Exercise: Write out each line exactly as given. Leave the pictures out of your copy.

* * *

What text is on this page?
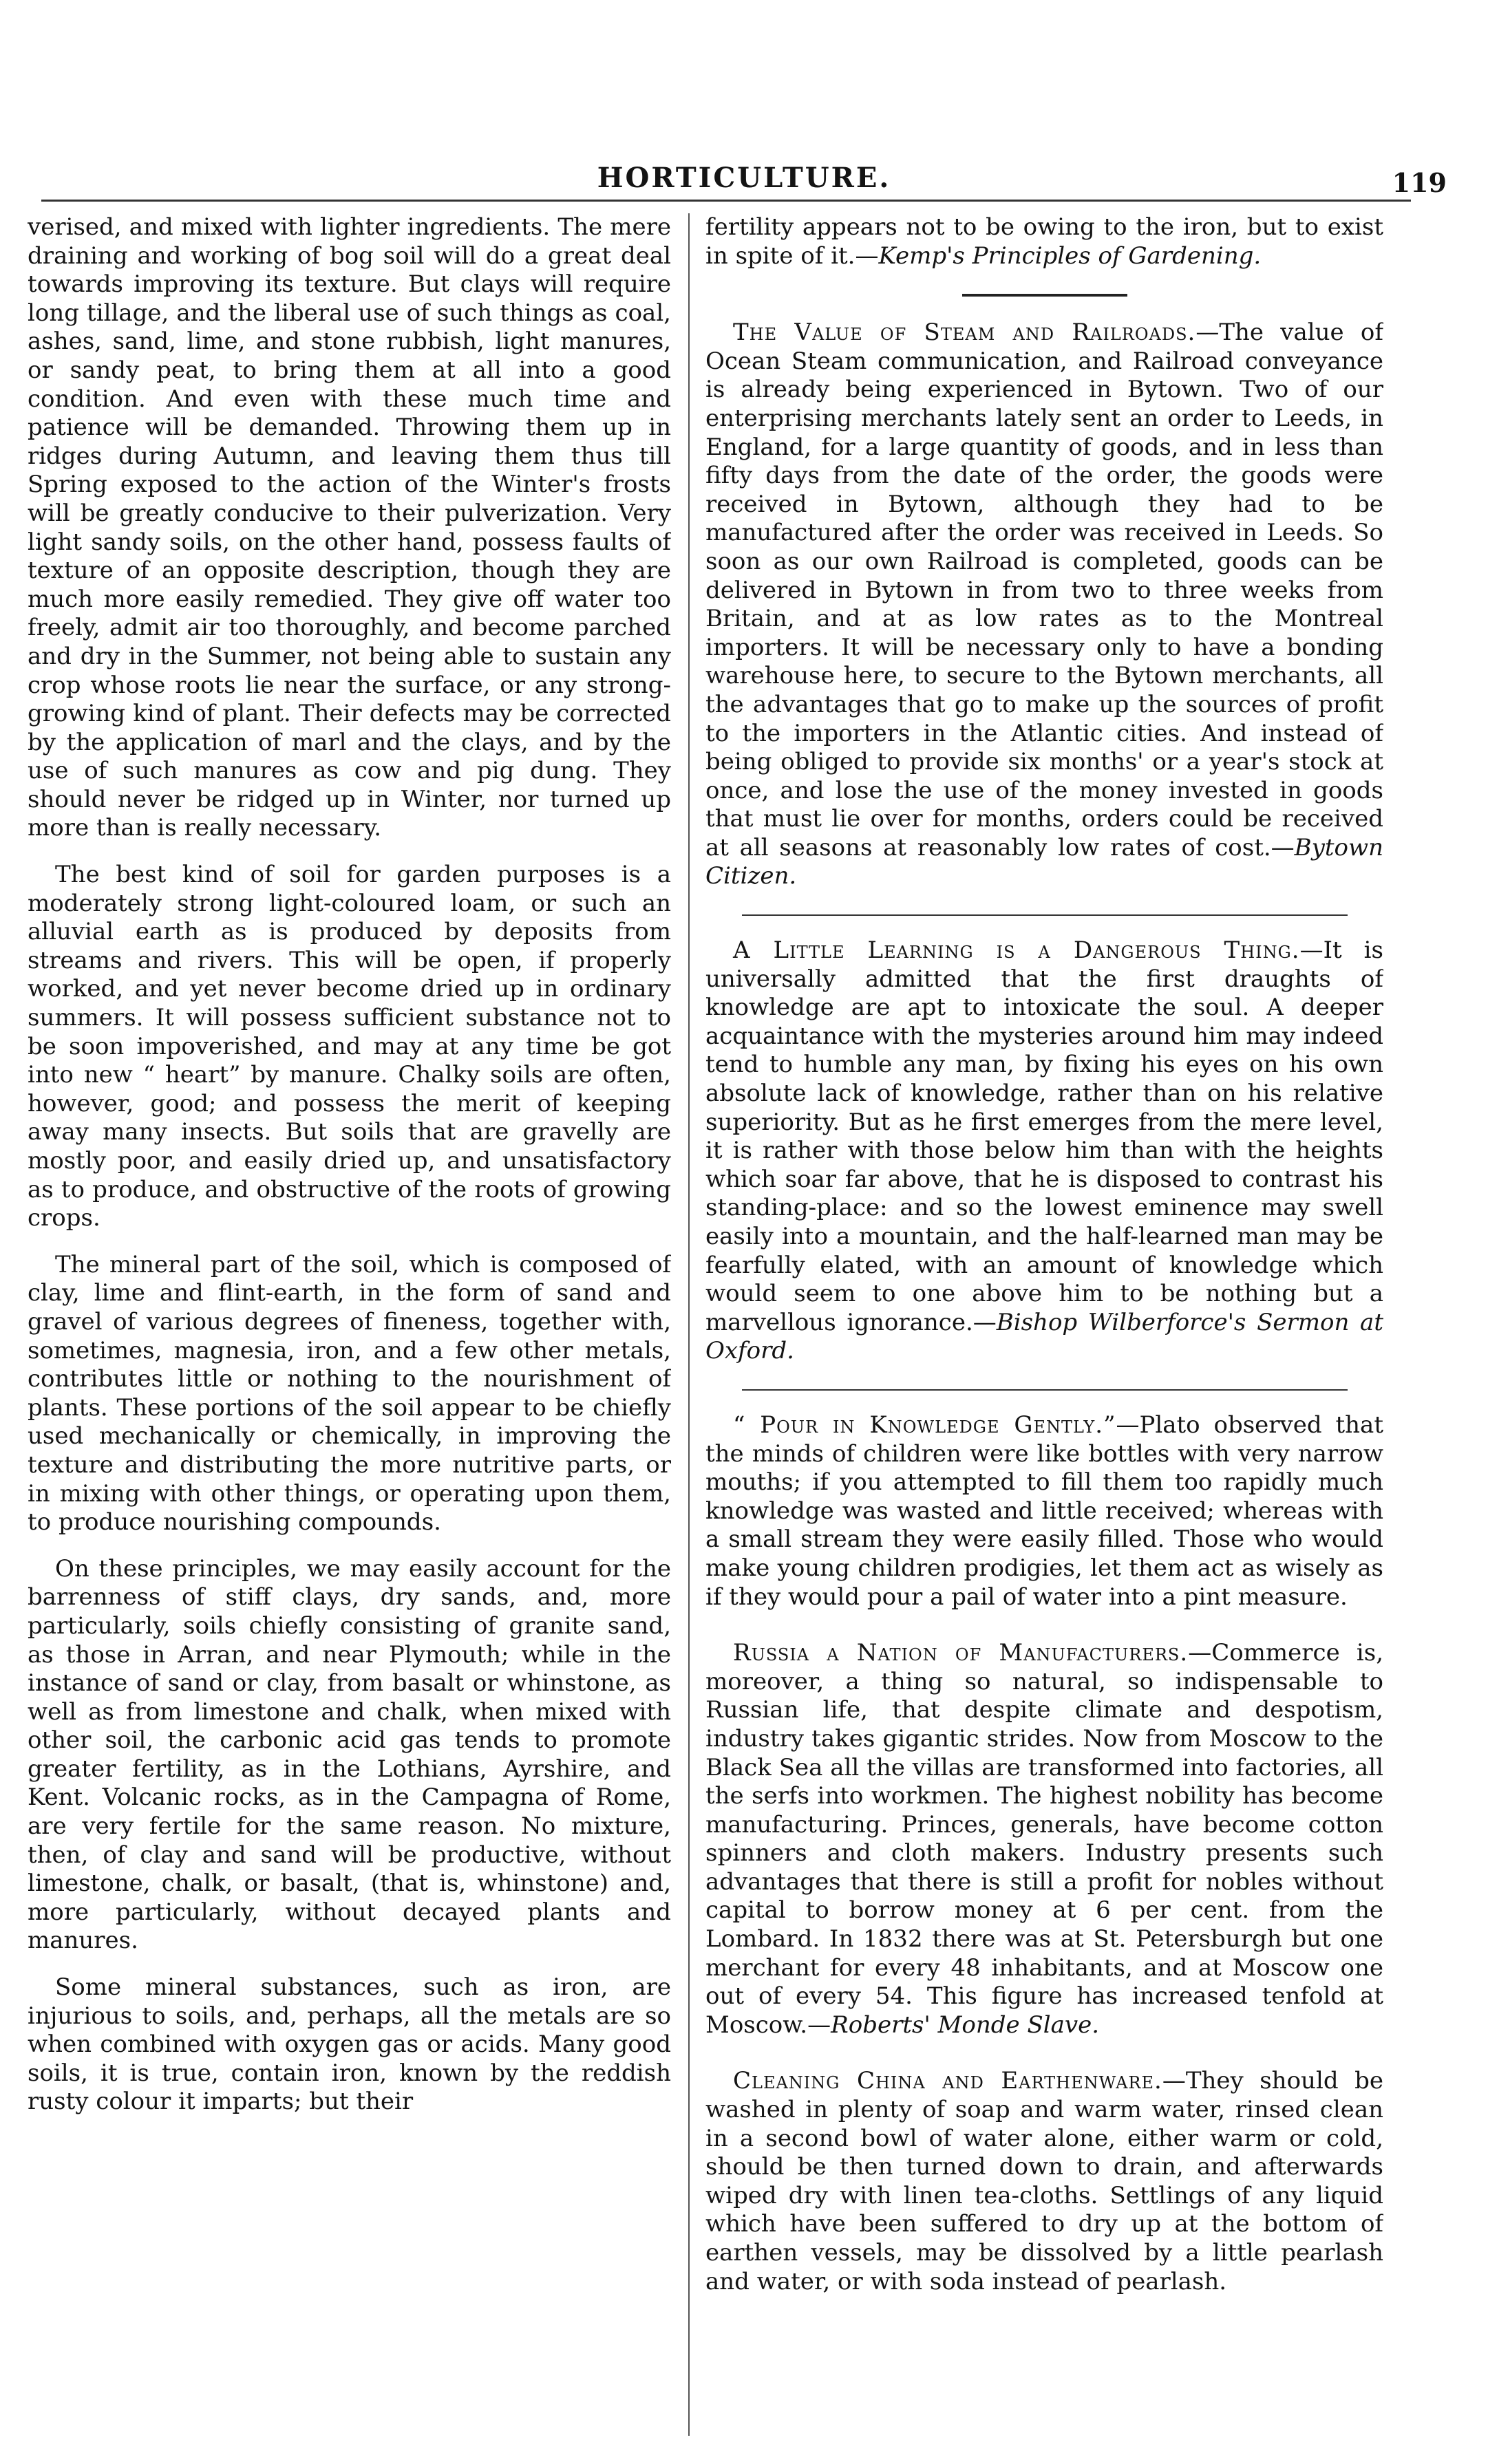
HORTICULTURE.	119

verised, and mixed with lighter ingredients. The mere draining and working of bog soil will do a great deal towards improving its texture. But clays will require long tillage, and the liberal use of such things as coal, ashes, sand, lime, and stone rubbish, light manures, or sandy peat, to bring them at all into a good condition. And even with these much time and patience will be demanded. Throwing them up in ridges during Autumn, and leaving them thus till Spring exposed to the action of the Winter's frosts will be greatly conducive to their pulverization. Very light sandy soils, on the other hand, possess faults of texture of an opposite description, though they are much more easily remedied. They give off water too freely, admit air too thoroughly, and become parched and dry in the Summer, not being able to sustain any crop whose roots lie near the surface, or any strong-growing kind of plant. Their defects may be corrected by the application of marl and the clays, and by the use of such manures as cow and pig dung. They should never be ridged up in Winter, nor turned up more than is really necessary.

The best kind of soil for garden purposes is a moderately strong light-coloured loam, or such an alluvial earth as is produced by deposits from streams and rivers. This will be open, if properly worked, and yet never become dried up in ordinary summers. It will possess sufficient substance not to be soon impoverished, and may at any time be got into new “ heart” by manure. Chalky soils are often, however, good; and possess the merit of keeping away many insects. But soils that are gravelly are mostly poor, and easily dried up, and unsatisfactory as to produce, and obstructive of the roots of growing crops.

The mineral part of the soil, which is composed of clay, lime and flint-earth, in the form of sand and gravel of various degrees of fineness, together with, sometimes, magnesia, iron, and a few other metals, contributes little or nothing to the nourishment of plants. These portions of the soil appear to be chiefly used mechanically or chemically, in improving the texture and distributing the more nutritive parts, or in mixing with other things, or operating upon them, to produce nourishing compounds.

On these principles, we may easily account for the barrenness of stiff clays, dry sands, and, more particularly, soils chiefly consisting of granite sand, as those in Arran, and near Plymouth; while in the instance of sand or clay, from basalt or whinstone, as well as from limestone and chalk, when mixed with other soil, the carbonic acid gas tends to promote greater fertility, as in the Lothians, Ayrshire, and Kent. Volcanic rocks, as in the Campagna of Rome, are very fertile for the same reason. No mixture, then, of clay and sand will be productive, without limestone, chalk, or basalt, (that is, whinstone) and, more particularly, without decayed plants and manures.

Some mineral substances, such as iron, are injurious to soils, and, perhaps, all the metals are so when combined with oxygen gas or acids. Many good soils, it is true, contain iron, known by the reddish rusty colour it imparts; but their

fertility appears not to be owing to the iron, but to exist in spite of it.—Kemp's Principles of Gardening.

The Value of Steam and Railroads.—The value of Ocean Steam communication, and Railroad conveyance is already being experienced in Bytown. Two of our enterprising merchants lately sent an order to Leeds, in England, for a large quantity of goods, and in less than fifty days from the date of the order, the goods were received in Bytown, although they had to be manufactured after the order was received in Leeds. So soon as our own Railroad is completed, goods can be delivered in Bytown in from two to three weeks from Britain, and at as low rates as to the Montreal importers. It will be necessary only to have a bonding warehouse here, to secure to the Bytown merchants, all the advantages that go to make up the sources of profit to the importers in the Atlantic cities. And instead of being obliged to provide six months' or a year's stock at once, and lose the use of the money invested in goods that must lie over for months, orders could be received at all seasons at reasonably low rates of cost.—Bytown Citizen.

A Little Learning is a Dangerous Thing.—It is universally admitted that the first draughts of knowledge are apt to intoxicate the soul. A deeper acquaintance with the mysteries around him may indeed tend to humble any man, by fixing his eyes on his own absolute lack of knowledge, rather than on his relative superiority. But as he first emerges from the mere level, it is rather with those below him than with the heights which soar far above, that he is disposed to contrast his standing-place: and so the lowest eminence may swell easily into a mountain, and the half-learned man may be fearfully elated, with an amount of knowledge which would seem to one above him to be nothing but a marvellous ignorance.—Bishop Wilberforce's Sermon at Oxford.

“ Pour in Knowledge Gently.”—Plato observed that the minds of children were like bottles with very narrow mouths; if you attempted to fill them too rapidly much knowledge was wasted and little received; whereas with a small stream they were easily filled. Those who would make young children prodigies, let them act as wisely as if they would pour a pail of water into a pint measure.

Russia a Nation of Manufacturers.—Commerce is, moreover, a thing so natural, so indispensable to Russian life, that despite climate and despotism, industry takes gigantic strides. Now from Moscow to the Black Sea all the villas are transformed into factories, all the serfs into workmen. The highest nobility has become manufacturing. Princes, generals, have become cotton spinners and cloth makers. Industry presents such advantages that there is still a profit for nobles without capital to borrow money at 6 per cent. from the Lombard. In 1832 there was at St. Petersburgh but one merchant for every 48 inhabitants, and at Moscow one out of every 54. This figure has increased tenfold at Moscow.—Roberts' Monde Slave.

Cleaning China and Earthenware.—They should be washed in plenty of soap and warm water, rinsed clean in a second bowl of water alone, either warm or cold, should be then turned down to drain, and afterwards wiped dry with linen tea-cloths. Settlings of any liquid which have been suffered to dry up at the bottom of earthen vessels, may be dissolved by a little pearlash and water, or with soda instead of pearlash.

* * *

Output for this exercise:
What text is on this page?
HORTICULTURE.	119

verised, and mixed with lighter ingredients. The mere draining and working of bog soil will do a great deal towards improving its texture. But clays will require long tillage, and the liberal use of such things as coal, ashes, sand, lime, and stone rubbish, light manures, or sandy peat, to bring them at all into a good condition. And even with these much time and patience will be demanded. Throwing them up in ridges during Autumn, and leaving them thus till Spring exposed to the action of the Winter's frosts will be greatly conducive to their pulverization. Very light sandy soils, on the other hand, possess faults of texture of an opposite description, though they are much more easily remedied. They give off water too freely, admit air too thoroughly, and become parched and dry in the Summer, not being able to sustain any crop whose roots lie near the surface, or any strong-growing kind of plant. Their defects may be corrected by the application of marl and the clays, and by the use of such manures as cow and pig dung. They should never be ridged up in Winter, nor turned up more than is really necessary.

The best kind of soil for garden purposes is a moderately strong light-coloured loam, or such an alluvial earth as is produced by deposits from streams and rivers. This will be open, if properly worked, and yet never become dried up in ordinary summers. It will possess sufficient substance not to be soon impoverished, and may at any time be got into new “ heart” by manure. Chalky soils are often, however, good; and possess the merit of keeping away many insects. But soils that are gravelly are mostly poor, and easily dried up, and unsatisfactory as to produce, and obstructive of the roots of growing crops.

The mineral part of the soil, which is composed of clay, lime and flint-earth, in the form of sand and gravel of various degrees of fineness, together with, sometimes, magnesia, iron, and a few other metals, contributes little or nothing to the nourishment of plants. These portions of the soil appear to be chiefly used mechanically or chemically, in improving the texture and distributing the more nutritive parts, or in mixing with other things, or operating upon them, to produce nourishing compounds.

On these principles, we may easily account for the barrenness of stiff clays, dry sands, and, more particularly, soils chiefly consisting of granite sand, as those in Arran, and near Plymouth; while in the instance of sand or clay, from basalt or whinstone, as well as from limestone and chalk, when mixed with other soil, the carbonic acid gas tends to promote greater fertility, as in the Lothians, Ayrshire, and Kent. Volcanic rocks, as in the Campagna of Rome, are very fertile for the same reason. No mixture, then, of clay and sand will be productive, without limestone, chalk, or basalt, (that is, whinstone) and, more particularly, without decayed plants and manures.

Some mineral substances, such as iron, are injurious to soils, and, perhaps, all the metals are so when combined with oxygen gas or acids. Many good soils, it is true, contain iron, known by the reddish rusty colour it imparts; but their

fertility appears not to be owing to the iron, but to exist in spite of it.—Kemp's Principles of Gardening.

The Value of Steam and Railroads.—The value of Ocean Steam communication, and Railroad conveyance is already being experienced in Bytown. Two of our enterprising merchants lately sent an order to Leeds, in England, for a large quantity of goods, and in less than fifty days from the date of the order, the goods were received in Bytown, although they had to be manufactured after the order was received in Leeds. So soon as our own Railroad is completed, goods can be delivered in Bytown in from two to three weeks from Britain, and at as low rates as to the Montreal importers. It will be necessary only to have a bonding warehouse here, to secure to the Bytown merchants, all the advantages that go to make up the sources of profit to the importers in the Atlantic cities. And instead of being obliged to provide six months' or a year's stock at once, and lose the use of the money invested in goods that must lie over for months, orders could be received at all seasons at reasonably low rates of cost.—Bytown Citizen.

A Little Learning is a Dangerous Thing.—It is universally admitted that the first draughts of knowledge are apt to intoxicate the soul. A deeper acquaintance with the mysteries around him may indeed tend to humble any man, by fixing his eyes on his own absolute lack of knowledge, rather than on his relative superiority. But as he first emerges from the mere level, it is rather with those below him than with the heights which soar far above, that he is disposed to contrast his standing-place: and so the lowest eminence may swell easily into a mountain, and the half-learned man may be fearfully elated, with an amount of knowledge which would seem to one above him to be nothing but a marvellous ignorance.—Bishop Wilberforce's Sermon at Oxford.

“ Pour in Knowledge Gently.”—Plato observed that the minds of children were like bottles with very narrow mouths; if you attempted to fill them too rapidly much knowledge was wasted and little received; whereas with a small stream they were easily filled. Those who would make young children prodigies, let them act as wisely as if they would pour a pail of water into a pint measure.

Russia a Nation of Manufacturers.—Commerce is, moreover, a thing so natural, so indispensable to Russian life, that despite climate and despotism, industry takes gigantic strides. Now from Moscow to the Black Sea all the villas are transformed into factories, all the serfs into workmen. The highest nobility has become manufacturing. Princes, generals, have become cotton spinners and cloth makers. Industry presents such advantages that there is still a profit for nobles without capital to borrow money at 6 per cent. from the Lombard. In 1832 there was at St. Petersburgh but one merchant for every 48 inhabitants, and at Moscow one out of every 54. This figure has increased tenfold at Moscow.—Roberts' Monde Slave.

Cleaning China and Earthenware.—They should be washed in plenty of soap and warm water, rinsed clean in a second bowl of water alone, either warm or cold, should be then turned down to drain, and afterwards wiped dry with linen tea-cloths. Settlings of any liquid which have been suffered to dry up at the bottom of earthen vessels, may be dissolved by a little pearlash and water, or with soda instead of pearlash.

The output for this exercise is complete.